__Aim__:
Work through the following lines and count those that hold the word "Management". Reply with that number only.

╭──

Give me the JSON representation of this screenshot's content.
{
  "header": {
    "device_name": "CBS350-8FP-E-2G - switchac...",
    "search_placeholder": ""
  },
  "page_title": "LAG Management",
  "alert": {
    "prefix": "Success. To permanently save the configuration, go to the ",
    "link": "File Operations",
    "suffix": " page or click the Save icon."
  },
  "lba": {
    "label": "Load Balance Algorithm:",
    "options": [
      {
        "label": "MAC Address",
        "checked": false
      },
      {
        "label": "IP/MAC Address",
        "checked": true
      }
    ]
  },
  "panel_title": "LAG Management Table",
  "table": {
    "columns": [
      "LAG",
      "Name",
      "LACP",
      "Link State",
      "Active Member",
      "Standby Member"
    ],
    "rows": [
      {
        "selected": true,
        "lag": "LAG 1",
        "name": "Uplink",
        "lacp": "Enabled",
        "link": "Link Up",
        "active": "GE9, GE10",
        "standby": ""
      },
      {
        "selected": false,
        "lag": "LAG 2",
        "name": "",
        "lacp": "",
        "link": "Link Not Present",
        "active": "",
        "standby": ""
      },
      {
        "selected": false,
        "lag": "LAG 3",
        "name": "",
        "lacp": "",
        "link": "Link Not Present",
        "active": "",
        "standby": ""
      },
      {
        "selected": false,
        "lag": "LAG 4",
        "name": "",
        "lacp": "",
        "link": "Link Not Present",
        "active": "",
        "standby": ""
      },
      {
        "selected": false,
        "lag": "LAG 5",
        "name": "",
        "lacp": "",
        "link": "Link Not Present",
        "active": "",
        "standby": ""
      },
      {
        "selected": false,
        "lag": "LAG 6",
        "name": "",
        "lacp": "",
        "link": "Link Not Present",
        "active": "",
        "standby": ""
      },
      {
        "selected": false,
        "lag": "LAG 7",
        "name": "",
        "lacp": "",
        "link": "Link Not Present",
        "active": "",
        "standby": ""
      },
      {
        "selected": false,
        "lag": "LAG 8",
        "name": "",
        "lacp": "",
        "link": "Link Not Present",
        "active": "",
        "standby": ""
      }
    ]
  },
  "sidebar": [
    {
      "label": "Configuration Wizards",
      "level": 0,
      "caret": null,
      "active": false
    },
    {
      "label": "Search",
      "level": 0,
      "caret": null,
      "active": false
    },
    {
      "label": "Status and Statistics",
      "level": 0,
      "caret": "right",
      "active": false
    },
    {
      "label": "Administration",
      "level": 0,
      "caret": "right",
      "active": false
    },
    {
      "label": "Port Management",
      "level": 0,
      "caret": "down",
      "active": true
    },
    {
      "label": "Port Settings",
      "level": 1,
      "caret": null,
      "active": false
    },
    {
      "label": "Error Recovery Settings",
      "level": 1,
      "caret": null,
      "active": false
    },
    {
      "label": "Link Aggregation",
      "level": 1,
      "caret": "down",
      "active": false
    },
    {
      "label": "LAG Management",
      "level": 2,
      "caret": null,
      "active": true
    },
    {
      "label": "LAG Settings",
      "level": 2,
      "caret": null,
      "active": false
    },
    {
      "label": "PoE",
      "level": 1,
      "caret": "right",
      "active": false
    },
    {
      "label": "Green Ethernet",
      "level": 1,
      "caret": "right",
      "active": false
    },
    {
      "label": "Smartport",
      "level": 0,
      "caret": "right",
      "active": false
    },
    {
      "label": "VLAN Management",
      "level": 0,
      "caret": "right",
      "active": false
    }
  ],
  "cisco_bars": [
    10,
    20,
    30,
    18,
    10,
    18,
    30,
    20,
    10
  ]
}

╰──

__Task response__:
5